**GIVEN INSTRUCTION**: Count the lines below that include the word "AOEC" and write that number alone.

-- BEGIN DATA EXTRACT --

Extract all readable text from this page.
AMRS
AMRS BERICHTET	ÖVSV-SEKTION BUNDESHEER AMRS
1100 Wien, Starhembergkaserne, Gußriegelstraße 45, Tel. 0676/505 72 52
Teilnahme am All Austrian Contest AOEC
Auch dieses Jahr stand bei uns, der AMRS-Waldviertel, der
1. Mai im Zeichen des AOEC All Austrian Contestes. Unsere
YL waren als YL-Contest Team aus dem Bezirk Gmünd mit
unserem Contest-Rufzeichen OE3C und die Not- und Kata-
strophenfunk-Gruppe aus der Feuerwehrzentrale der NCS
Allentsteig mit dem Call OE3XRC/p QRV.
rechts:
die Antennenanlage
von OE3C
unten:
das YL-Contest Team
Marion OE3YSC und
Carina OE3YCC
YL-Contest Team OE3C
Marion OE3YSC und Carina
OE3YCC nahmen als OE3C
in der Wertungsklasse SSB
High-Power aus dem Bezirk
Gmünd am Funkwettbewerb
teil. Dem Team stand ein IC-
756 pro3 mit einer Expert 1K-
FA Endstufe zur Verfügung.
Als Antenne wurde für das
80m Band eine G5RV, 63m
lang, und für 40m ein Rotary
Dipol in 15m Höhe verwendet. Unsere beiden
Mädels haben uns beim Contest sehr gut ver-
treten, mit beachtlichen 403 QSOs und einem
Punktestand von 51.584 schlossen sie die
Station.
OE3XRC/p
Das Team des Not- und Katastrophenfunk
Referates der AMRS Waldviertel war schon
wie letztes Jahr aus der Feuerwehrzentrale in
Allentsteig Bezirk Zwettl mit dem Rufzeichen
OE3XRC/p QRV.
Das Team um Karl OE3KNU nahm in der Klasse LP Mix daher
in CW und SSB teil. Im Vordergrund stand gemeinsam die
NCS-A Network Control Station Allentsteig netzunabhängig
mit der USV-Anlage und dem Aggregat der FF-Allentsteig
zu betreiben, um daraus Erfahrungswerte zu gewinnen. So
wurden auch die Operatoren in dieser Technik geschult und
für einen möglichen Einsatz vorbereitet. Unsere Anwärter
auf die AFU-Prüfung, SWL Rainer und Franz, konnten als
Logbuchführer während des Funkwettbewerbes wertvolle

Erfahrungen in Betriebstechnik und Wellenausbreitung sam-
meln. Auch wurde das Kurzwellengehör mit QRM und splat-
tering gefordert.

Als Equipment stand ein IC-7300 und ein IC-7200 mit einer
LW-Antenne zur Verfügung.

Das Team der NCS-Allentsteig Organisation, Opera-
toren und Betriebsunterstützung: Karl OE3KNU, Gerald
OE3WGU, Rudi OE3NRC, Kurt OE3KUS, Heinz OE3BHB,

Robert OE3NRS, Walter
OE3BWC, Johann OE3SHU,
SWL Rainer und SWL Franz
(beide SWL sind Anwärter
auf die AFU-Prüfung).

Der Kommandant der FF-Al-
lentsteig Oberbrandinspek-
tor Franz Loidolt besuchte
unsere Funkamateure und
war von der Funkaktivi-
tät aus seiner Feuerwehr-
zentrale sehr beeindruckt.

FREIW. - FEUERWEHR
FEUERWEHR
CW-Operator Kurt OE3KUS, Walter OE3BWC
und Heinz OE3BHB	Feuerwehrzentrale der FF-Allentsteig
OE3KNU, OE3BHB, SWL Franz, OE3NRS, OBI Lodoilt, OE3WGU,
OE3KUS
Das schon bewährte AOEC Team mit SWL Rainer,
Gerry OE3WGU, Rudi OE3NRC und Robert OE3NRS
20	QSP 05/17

-- END DATA EXTRACT --

**FINISHED ANSWER**: 3